## [GOAL OF THE EXERCISE]
Copy the data exactly; pictures stay out of the copy.

## [RECORDED INFORMATION]
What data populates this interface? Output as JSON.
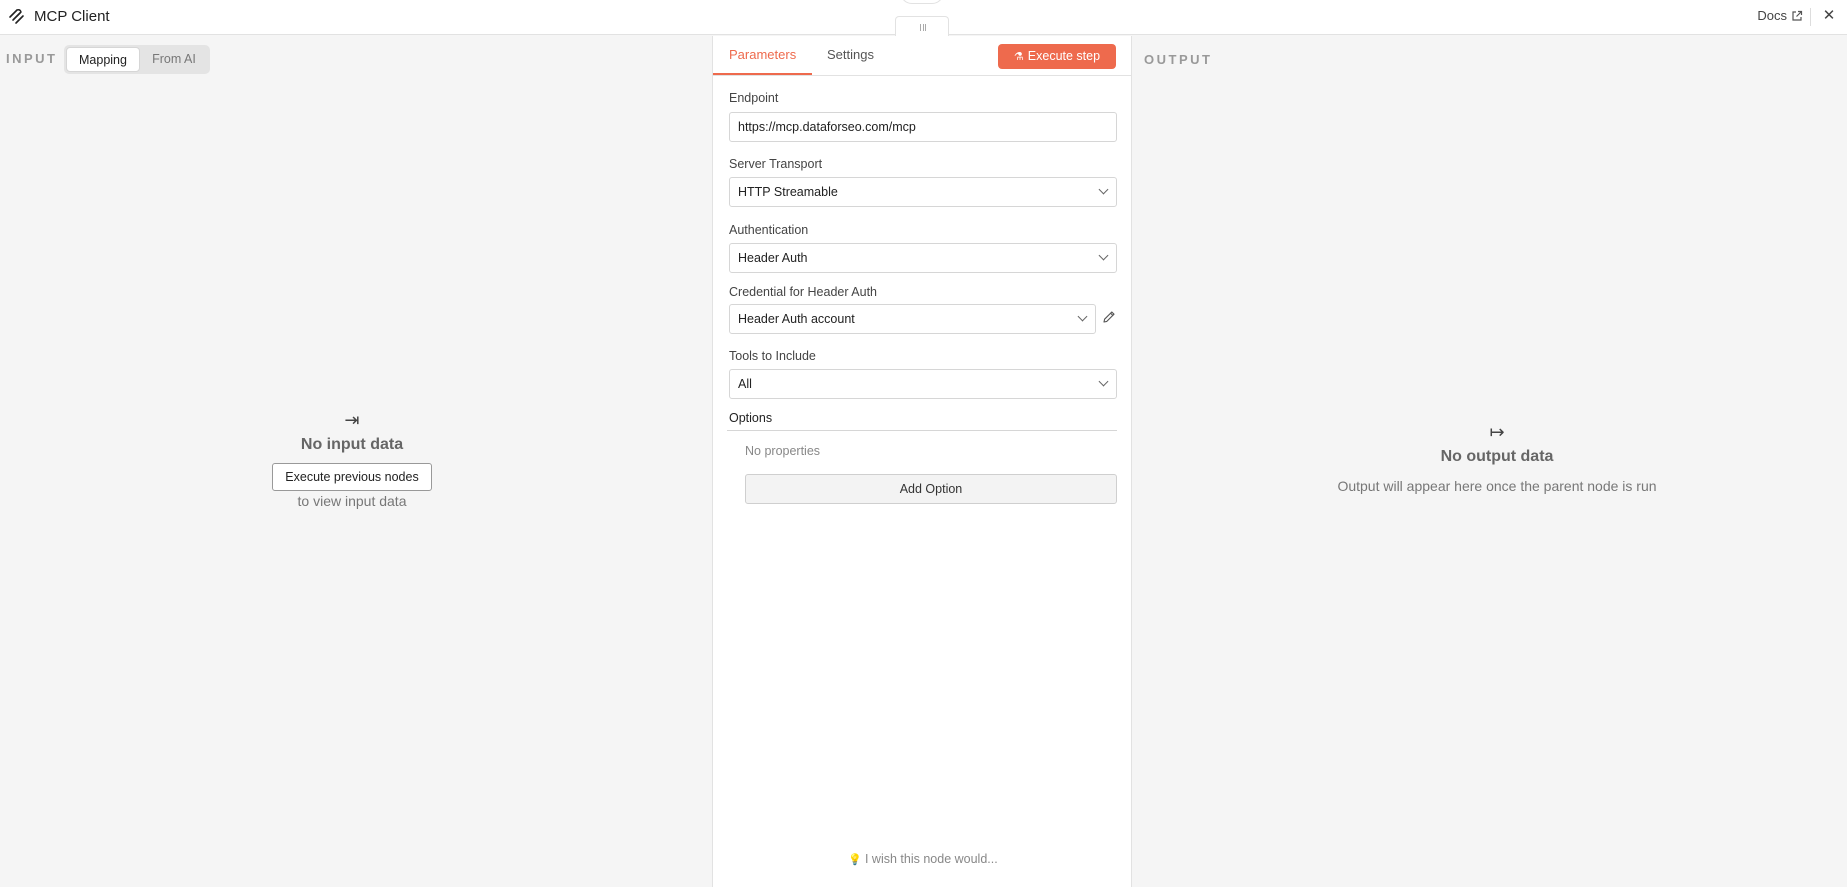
{
  "header": {
    "title": "MCP Client",
    "docs_label": "Docs"
  },
  "input": {
    "label": "INPUT",
    "modes": [
      "Mapping",
      "From AI"
    ],
    "empty_title": "No input data",
    "execute_previous_label": "Execute previous nodes",
    "empty_sub": "to view input data"
  },
  "params": {
    "tabs": [
      "Parameters",
      "Settings"
    ],
    "execute_step_label": "Execute step",
    "endpoint": {
      "label": "Endpoint",
      "value": "https://mcp.dataforseo.com/mcp"
    },
    "server_transport": {
      "label": "Server Transport",
      "value": "HTTP Streamable"
    },
    "authentication": {
      "label": "Authentication",
      "value": "Header Auth"
    },
    "credential": {
      "label": "Credential for Header Auth",
      "value": "Header Auth account"
    },
    "tools": {
      "label": "Tools to Include",
      "value": "All"
    },
    "options_label": "Options",
    "no_properties": "No properties",
    "add_option_label": "Add Option",
    "wish_label": "I wish this node would..."
  },
  "output": {
    "label": "OUTPUT",
    "empty_title": "No output data",
    "empty_sub": "Output will appear here once the parent node is run"
  },
  "colors": {
    "accent": "#ee6a4d"
  },
  "icons": {
    "logo": "mcp-logo-icon",
    "docs": "external-link-icon",
    "close": "close-icon",
    "input_empty": "arrow-to-right-bar-icon",
    "output_empty": "arrow-from-bar-icon",
    "execute": "flask-icon",
    "edit": "pencil-icon",
    "wish": "lightbulb-icon"
  }
}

## [THE COMPLETED TASK]
What data populates this interface? Output as JSON.
{
  "header": {
    "title": "MCP Client",
    "docs_label": "Docs"
  },
  "input": {
    "label": "INPUT",
    "modes": [
      "Mapping",
      "From AI"
    ],
    "empty_title": "No input data",
    "execute_previous_label": "Execute previous nodes",
    "empty_sub": "to view input data"
  },
  "params": {
    "tabs": [
      "Parameters",
      "Settings"
    ],
    "execute_step_label": "Execute step",
    "endpoint": {
      "label": "Endpoint",
      "value": "https://mcp.dataforseo.com/mcp"
    },
    "server_transport": {
      "label": "Server Transport",
      "value": "HTTP Streamable"
    },
    "authentication": {
      "label": "Authentication",
      "value": "Header Auth"
    },
    "credential": {
      "label": "Credential for Header Auth",
      "value": "Header Auth account"
    },
    "tools": {
      "label": "Tools to Include",
      "value": "All"
    },
    "options_label": "Options",
    "no_properties": "No properties",
    "add_option_label": "Add Option",
    "wish_label": "I wish this node would..."
  },
  "output": {
    "label": "OUTPUT",
    "empty_title": "No output data",
    "empty_sub": "Output will appear here once the parent node is run"
  },
  "colors": {
    "accent": "#ee6a4d"
  },
  "icons": {
    "logo": "mcp-logo-icon",
    "docs": "external-link-icon",
    "close": "close-icon",
    "input_empty": "arrow-to-right-bar-icon",
    "output_empty": "arrow-from-bar-icon",
    "execute": "flask-icon",
    "edit": "pencil-icon",
    "wish": "lightbulb-icon"
  }
}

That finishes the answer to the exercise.